To do: Pull out every line below that holds the word "still".

Provided material:
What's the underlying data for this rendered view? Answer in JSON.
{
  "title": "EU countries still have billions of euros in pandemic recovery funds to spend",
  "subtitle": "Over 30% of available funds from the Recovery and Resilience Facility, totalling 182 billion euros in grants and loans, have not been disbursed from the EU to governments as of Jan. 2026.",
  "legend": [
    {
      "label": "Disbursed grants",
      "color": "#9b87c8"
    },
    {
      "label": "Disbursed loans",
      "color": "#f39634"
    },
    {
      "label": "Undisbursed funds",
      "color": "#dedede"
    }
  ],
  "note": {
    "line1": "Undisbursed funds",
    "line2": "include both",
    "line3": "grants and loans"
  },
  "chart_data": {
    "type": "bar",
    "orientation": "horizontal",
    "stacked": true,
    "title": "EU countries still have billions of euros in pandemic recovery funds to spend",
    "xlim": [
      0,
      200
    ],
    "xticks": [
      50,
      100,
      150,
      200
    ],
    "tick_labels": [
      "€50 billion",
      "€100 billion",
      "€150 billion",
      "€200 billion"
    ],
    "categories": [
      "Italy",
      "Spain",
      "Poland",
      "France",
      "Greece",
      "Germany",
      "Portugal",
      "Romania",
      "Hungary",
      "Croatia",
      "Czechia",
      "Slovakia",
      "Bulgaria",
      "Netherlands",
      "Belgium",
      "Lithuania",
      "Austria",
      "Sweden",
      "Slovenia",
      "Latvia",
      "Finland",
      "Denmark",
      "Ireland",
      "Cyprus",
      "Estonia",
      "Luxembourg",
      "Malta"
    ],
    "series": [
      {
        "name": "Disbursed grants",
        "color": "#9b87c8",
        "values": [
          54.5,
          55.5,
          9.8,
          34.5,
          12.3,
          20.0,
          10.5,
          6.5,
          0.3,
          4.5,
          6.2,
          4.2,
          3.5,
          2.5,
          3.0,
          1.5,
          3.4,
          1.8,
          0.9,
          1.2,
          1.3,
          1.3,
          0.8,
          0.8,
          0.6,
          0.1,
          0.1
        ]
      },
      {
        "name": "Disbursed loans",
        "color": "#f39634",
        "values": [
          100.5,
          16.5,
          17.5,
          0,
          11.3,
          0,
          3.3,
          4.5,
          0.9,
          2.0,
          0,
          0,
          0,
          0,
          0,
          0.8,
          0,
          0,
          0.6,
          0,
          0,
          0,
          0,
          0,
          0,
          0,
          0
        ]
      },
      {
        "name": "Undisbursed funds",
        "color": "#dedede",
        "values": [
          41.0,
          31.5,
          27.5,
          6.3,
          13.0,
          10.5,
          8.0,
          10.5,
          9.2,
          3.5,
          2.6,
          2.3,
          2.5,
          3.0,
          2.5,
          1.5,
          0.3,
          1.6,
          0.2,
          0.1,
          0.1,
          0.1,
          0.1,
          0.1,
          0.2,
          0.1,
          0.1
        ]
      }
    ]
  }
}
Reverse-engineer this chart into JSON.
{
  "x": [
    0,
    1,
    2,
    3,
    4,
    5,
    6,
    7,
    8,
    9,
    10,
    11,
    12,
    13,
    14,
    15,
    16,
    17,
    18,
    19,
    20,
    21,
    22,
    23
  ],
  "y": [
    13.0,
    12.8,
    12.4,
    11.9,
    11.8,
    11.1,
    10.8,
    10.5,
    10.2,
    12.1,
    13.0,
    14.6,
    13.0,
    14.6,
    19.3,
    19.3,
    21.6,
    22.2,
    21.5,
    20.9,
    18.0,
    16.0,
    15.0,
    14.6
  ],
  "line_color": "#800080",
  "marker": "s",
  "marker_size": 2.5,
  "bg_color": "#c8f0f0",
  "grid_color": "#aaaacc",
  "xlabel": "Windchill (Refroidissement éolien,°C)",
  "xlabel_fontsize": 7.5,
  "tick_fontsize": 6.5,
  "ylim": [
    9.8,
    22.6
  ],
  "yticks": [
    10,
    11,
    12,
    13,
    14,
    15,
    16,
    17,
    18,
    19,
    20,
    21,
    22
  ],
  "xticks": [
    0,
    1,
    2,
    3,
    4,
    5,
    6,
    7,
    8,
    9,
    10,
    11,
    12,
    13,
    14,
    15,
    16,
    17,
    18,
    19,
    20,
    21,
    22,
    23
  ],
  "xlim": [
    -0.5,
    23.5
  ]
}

Task result:
  "title": "EU countries still have billions of euros in pandemic recovery funds to spend",
    "title": "EU countries still have billions of euros in pandemic recovery funds to spend",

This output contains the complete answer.